WRITTEN PROBLEM » Restate all of the data exactly.

SUPPLIED INFORMATION »

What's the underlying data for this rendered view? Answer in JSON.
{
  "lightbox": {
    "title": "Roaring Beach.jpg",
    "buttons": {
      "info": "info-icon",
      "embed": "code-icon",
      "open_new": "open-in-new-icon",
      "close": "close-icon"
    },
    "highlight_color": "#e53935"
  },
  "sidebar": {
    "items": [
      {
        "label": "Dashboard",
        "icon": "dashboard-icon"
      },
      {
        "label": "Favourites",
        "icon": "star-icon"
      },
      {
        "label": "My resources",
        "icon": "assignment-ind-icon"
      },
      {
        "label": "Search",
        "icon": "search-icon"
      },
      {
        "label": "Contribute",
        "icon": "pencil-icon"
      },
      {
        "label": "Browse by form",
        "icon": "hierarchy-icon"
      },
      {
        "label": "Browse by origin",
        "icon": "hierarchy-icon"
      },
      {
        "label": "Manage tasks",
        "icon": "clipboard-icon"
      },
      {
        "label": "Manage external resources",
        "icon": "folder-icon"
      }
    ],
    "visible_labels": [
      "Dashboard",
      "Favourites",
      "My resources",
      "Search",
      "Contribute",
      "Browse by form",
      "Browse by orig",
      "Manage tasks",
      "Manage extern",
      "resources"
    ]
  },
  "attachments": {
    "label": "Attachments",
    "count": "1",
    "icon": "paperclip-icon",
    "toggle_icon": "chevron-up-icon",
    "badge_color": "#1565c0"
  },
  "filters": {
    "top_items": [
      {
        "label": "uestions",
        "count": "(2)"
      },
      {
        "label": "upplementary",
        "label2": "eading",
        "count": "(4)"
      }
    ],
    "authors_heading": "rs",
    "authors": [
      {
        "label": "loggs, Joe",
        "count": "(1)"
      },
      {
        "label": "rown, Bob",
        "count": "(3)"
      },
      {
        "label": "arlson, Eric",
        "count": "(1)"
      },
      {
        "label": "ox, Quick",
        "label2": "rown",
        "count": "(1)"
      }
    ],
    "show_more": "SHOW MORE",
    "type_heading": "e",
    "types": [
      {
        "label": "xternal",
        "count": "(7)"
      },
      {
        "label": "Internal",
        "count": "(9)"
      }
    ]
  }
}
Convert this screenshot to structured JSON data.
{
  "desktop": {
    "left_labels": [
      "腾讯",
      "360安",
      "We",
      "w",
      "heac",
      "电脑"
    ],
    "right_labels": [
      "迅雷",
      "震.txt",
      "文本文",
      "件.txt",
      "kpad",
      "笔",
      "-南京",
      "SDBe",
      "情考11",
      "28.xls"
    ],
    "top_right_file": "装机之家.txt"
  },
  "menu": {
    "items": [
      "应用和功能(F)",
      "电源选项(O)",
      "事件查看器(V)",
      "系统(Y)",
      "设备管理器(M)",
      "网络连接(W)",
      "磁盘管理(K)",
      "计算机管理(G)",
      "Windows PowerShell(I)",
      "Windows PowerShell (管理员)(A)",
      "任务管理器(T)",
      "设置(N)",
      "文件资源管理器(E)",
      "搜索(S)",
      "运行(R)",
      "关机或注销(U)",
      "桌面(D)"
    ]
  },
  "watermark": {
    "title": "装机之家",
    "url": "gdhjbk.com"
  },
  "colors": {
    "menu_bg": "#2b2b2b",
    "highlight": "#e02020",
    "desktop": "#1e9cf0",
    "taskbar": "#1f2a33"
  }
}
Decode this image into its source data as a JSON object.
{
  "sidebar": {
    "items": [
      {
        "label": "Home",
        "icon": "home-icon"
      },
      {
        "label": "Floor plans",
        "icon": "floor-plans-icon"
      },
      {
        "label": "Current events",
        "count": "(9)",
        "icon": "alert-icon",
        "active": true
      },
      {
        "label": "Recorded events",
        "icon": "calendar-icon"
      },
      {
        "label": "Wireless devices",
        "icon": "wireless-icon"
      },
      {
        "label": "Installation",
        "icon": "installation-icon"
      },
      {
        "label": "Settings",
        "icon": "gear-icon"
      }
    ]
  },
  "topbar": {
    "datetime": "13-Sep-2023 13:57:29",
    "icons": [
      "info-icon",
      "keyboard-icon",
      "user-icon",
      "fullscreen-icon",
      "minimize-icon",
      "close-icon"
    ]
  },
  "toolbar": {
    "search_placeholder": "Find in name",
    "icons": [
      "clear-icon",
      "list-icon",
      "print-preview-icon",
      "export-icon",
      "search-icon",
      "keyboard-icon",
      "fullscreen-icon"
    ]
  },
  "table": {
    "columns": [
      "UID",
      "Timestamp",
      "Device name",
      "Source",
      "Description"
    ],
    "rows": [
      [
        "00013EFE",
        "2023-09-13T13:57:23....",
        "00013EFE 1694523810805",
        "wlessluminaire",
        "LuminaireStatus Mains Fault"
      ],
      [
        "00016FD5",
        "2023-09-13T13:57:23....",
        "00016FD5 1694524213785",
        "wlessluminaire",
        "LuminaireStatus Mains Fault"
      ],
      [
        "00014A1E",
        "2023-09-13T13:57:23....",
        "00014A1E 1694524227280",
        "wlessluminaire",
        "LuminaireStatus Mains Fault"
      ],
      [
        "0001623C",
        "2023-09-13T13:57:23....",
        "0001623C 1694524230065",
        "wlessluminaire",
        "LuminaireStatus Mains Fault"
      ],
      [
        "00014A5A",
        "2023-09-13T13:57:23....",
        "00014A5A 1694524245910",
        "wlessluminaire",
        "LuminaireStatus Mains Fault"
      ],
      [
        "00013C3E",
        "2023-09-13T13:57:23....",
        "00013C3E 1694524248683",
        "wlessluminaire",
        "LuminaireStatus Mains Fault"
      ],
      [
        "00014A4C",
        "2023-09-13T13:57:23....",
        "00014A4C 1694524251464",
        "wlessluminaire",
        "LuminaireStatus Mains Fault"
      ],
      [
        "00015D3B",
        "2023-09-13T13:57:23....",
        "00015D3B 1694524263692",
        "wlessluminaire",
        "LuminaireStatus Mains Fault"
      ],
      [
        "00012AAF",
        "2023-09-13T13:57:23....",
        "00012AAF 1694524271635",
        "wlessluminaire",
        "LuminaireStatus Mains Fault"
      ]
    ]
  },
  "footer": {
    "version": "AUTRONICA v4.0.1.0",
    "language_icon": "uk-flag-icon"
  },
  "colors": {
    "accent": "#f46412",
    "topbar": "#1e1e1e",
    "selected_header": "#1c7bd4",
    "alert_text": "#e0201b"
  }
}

CORRECT RESULT »
What's the underlying data for this rendered view? Answer in JSON.
{
  "lightbox": {
    "title": "Roaring Beach.jpg",
    "buttons": {
      "info": "info-icon",
      "embed": "code-icon",
      "open_new": "open-in-new-icon",
      "close": "close-icon"
    },
    "highlight_color": "#e53935"
  },
  "sidebar": {
    "items": [
      {
        "label": "Dashboard",
        "icon": "dashboard-icon"
      },
      {
        "label": "Favourites",
        "icon": "star-icon"
      },
      {
        "label": "My resources",
        "icon": "assignment-ind-icon"
      },
      {
        "label": "Search",
        "icon": "search-icon"
      },
      {
        "label": "Contribute",
        "icon": "pencil-icon"
      },
      {
        "label": "Browse by form",
        "icon": "hierarchy-icon"
      },
      {
        "label": "Browse by origin",
        "icon": "hierarchy-icon"
      },
      {
        "label": "Manage tasks",
        "icon": "clipboard-icon"
      },
      {
        "label": "Manage external resources",
        "icon": "folder-icon"
      }
    ],
    "visible_labels": [
      "Dashboard",
      "Favourites",
      "My resources",
      "Search",
      "Contribute",
      "Browse by form",
      "Browse by orig",
      "Manage tasks",
      "Manage extern",
      "resources"
    ]
  },
  "attachments": {
    "label": "Attachments",
    "count": "1",
    "icon": "paperclip-icon",
    "toggle_icon": "chevron-up-icon",
    "badge_color": "#1565c0"
  },
  "filters": {
    "top_items": [
      {
        "label": "uestions",
        "count": "(2)"
      },
      {
        "label": "upplementary",
        "label2": "eading",
        "count": "(4)"
      }
    ],
    "authors_heading": "rs",
    "authors": [
      {
        "label": "loggs, Joe",
        "count": "(1)"
      },
      {
        "label": "rown, Bob",
        "count": "(3)"
      },
      {
        "label": "arlson, Eric",
        "count": "(1)"
      },
      {
        "label": "ox, Quick",
        "label2": "rown",
        "count": "(1)"
      }
    ],
    "show_more": "SHOW MORE",
    "type_heading": "e",
    "types": [
      {
        "label": "xternal",
        "count": "(7)"
      },
      {
        "label": "Internal",
        "count": "(9)"
      }
    ]
  }
}
Convert this screenshot to structured JSON data.
{
  "desktop": {
    "left_labels": [
      "腾讯",
      "360安",
      "We",
      "w",
      "heac",
      "电脑"
    ],
    "right_labels": [
      "迅雷",
      "震.txt",
      "文本文",
      "件.txt",
      "kpad",
      "笔",
      "-南京",
      "SDBe",
      "情考11",
      "28.xls"
    ],
    "top_right_file": "装机之家.txt"
  },
  "menu": {
    "items": [
      "应用和功能(F)",
      "电源选项(O)",
      "事件查看器(V)",
      "系统(Y)",
      "设备管理器(M)",
      "网络连接(W)",
      "磁盘管理(K)",
      "计算机管理(G)",
      "Windows PowerShell(I)",
      "Windows PowerShell (管理员)(A)",
      "任务管理器(T)",
      "设置(N)",
      "文件资源管理器(E)",
      "搜索(S)",
      "运行(R)",
      "关机或注销(U)",
      "桌面(D)"
    ]
  },
  "watermark": {
    "title": "装机之家",
    "url": "gdhjbk.com"
  },
  "colors": {
    "menu_bg": "#2b2b2b",
    "highlight": "#e02020",
    "desktop": "#1e9cf0",
    "taskbar": "#1f2a33"
  }
}
Decode this image into its source data as a JSON object.
{
  "sidebar": {
    "items": [
      {
        "label": "Home",
        "icon": "home-icon"
      },
      {
        "label": "Floor plans",
        "icon": "floor-plans-icon"
      },
      {
        "label": "Current events",
        "count": "(9)",
        "icon": "alert-icon",
        "active": true
      },
      {
        "label": "Recorded events",
        "icon": "calendar-icon"
      },
      {
        "label": "Wireless devices",
        "icon": "wireless-icon"
      },
      {
        "label": "Installation",
        "icon": "installation-icon"
      },
      {
        "label": "Settings",
        "icon": "gear-icon"
      }
    ]
  },
  "topbar": {
    "datetime": "13-Sep-2023 13:57:29",
    "icons": [
      "info-icon",
      "keyboard-icon",
      "user-icon",
      "fullscreen-icon",
      "minimize-icon",
      "close-icon"
    ]
  },
  "toolbar": {
    "search_placeholder": "Find in name",
    "icons": [
      "clear-icon",
      "list-icon",
      "print-preview-icon",
      "export-icon",
      "search-icon",
      "keyboard-icon",
      "fullscreen-icon"
    ]
  },
  "table": {
    "columns": [
      "UID",
      "Timestamp",
      "Device name",
      "Source",
      "Description"
    ],
    "rows": [
      [
        "00013EFE",
        "2023-09-13T13:57:23....",
        "00013EFE 1694523810805",
        "wlessluminaire",
        "LuminaireStatus Mains Fault"
      ],
      [
        "00016FD5",
        "2023-09-13T13:57:23....",
        "00016FD5 1694524213785",
        "wlessluminaire",
        "LuminaireStatus Mains Fault"
      ],
      [
        "00014A1E",
        "2023-09-13T13:57:23....",
        "00014A1E 1694524227280",
        "wlessluminaire",
        "LuminaireStatus Mains Fault"
      ],
      [
        "0001623C",
        "2023-09-13T13:57:23....",
        "0001623C 1694524230065",
        "wlessluminaire",
        "LuminaireStatus Mains Fault"
      ],
      [
        "00014A5A",
        "2023-09-13T13:57:23....",
        "00014A5A 1694524245910",
        "wlessluminaire",
        "LuminaireStatus Mains Fault"
      ],
      [
        "00013C3E",
        "2023-09-13T13:57:23....",
        "00013C3E 1694524248683",
        "wlessluminaire",
        "LuminaireStatus Mains Fault"
      ],
      [
        "00014A4C",
        "2023-09-13T13:57:23....",
        "00014A4C 1694524251464",
        "wlessluminaire",
        "LuminaireStatus Mains Fault"
      ],
      [
        "00015D3B",
        "2023-09-13T13:57:23....",
        "00015D3B 1694524263692",
        "wlessluminaire",
        "LuminaireStatus Mains Fault"
      ],
      [
        "00012AAF",
        "2023-09-13T13:57:23....",
        "00012AAF 1694524271635",
        "wlessluminaire",
        "LuminaireStatus Mains Fault"
      ]
    ]
  },
  "footer": {
    "version": "AUTRONICA v4.0.1.0",
    "language_icon": "uk-flag-icon"
  },
  "colors": {
    "accent": "#f46412",
    "topbar": "#1e1e1e",
    "selected_header": "#1c7bd4",
    "alert_text": "#e0201b"
  }
}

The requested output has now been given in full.